Source records:
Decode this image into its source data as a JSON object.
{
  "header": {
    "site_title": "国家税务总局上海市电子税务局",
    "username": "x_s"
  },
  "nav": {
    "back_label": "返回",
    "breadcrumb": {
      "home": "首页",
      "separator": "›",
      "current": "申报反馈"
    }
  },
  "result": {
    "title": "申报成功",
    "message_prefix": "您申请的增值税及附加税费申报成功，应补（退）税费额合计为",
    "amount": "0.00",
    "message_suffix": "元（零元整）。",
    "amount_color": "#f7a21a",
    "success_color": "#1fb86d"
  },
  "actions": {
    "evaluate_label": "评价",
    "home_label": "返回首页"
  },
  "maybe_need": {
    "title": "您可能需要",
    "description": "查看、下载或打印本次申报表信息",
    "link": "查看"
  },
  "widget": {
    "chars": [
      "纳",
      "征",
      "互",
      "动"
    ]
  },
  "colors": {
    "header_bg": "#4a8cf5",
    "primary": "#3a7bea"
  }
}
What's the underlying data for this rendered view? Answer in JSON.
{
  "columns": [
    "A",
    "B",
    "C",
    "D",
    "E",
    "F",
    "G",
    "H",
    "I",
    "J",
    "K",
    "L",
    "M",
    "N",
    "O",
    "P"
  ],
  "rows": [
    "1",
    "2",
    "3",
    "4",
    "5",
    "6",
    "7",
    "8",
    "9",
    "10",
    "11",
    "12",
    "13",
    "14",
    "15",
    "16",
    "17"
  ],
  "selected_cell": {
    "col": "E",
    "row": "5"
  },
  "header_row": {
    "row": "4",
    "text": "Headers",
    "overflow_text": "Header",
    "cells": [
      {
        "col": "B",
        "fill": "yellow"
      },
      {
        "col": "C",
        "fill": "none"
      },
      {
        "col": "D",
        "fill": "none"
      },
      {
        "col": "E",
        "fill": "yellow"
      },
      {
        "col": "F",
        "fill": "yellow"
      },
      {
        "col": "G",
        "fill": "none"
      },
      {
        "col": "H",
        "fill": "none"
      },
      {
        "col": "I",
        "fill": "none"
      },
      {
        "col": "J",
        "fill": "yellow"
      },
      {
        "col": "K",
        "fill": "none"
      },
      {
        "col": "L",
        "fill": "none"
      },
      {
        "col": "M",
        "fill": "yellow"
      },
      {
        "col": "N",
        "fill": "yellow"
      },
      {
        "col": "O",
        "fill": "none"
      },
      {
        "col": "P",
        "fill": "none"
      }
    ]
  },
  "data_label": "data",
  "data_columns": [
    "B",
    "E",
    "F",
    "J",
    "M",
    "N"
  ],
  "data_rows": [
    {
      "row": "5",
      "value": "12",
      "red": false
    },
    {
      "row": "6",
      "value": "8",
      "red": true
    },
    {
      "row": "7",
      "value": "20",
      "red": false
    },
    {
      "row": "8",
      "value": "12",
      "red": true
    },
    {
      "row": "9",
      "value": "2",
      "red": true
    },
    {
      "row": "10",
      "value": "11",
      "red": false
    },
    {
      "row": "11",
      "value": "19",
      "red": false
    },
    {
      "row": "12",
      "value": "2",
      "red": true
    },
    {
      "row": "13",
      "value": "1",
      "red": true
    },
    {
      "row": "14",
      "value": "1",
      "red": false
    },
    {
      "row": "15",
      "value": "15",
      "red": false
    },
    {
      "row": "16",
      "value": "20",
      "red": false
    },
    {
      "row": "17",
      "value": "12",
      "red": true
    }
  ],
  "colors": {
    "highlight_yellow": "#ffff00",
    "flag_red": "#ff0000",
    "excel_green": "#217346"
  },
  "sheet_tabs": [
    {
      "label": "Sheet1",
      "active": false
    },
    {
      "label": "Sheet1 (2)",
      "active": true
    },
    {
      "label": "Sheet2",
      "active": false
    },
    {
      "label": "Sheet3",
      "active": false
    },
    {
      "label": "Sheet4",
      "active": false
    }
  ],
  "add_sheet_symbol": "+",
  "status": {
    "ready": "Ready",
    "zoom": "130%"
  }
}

◆ **WRITTEN REQUEST**
Using the data above, print every record exactly as shown.

◆ **IN RESPONSE**
Decode this image into its source data as a JSON object.
{
  "header": {
    "site_title": "国家税务总局上海市电子税务局",
    "username": "x_s"
  },
  "nav": {
    "back_label": "返回",
    "breadcrumb": {
      "home": "首页",
      "separator": "›",
      "current": "申报反馈"
    }
  },
  "result": {
    "title": "申报成功",
    "message_prefix": "您申请的增值税及附加税费申报成功，应补（退）税费额合计为",
    "amount": "0.00",
    "message_suffix": "元（零元整）。",
    "amount_color": "#f7a21a",
    "success_color": "#1fb86d"
  },
  "actions": {
    "evaluate_label": "评价",
    "home_label": "返回首页"
  },
  "maybe_need": {
    "title": "您可能需要",
    "description": "查看、下载或打印本次申报表信息",
    "link": "查看"
  },
  "widget": {
    "chars": [
      "纳",
      "征",
      "互",
      "动"
    ]
  },
  "colors": {
    "header_bg": "#4a8cf5",
    "primary": "#3a7bea"
  }
}
What's the underlying data for this rendered view? Answer in JSON.
{
  "columns": [
    "A",
    "B",
    "C",
    "D",
    "E",
    "F",
    "G",
    "H",
    "I",
    "J",
    "K",
    "L",
    "M",
    "N",
    "O",
    "P"
  ],
  "rows": [
    "1",
    "2",
    "3",
    "4",
    "5",
    "6",
    "7",
    "8",
    "9",
    "10",
    "11",
    "12",
    "13",
    "14",
    "15",
    "16",
    "17"
  ],
  "selected_cell": {
    "col": "E",
    "row": "5"
  },
  "header_row": {
    "row": "4",
    "text": "Headers",
    "overflow_text": "Header",
    "cells": [
      {
        "col": "B",
        "fill": "yellow"
      },
      {
        "col": "C",
        "fill": "none"
      },
      {
        "col": "D",
        "fill": "none"
      },
      {
        "col": "E",
        "fill": "yellow"
      },
      {
        "col": "F",
        "fill": "yellow"
      },
      {
        "col": "G",
        "fill": "none"
      },
      {
        "col": "H",
        "fill": "none"
      },
      {
        "col": "I",
        "fill": "none"
      },
      {
        "col": "J",
        "fill": "yellow"
      },
      {
        "col": "K",
        "fill": "none"
      },
      {
        "col": "L",
        "fill": "none"
      },
      {
        "col": "M",
        "fill": "yellow"
      },
      {
        "col": "N",
        "fill": "yellow"
      },
      {
        "col": "O",
        "fill": "none"
      },
      {
        "col": "P",
        "fill": "none"
      }
    ]
  },
  "data_label": "data",
  "data_columns": [
    "B",
    "E",
    "F",
    "J",
    "M",
    "N"
  ],
  "data_rows": [
    {
      "row": "5",
      "value": "12",
      "red": false
    },
    {
      "row": "6",
      "value": "8",
      "red": true
    },
    {
      "row": "7",
      "value": "20",
      "red": false
    },
    {
      "row": "8",
      "value": "12",
      "red": true
    },
    {
      "row": "9",
      "value": "2",
      "red": true
    },
    {
      "row": "10",
      "value": "11",
      "red": false
    },
    {
      "row": "11",
      "value": "19",
      "red": false
    },
    {
      "row": "12",
      "value": "2",
      "red": true
    },
    {
      "row": "13",
      "value": "1",
      "red": true
    },
    {
      "row": "14",
      "value": "1",
      "red": false
    },
    {
      "row": "15",
      "value": "15",
      "red": false
    },
    {
      "row": "16",
      "value": "20",
      "red": false
    },
    {
      "row": "17",
      "value": "12",
      "red": true
    }
  ],
  "colors": {
    "highlight_yellow": "#ffff00",
    "flag_red": "#ff0000",
    "excel_green": "#217346"
  },
  "sheet_tabs": [
    {
      "label": "Sheet1",
      "active": false
    },
    {
      "label": "Sheet1 (2)",
      "active": true
    },
    {
      "label": "Sheet2",
      "active": false
    },
    {
      "label": "Sheet3",
      "active": false
    },
    {
      "label": "Sheet4",
      "active": false
    }
  ],
  "add_sheet_symbol": "+",
  "status": {
    "ready": "Ready",
    "zoom": "130%"
  }
}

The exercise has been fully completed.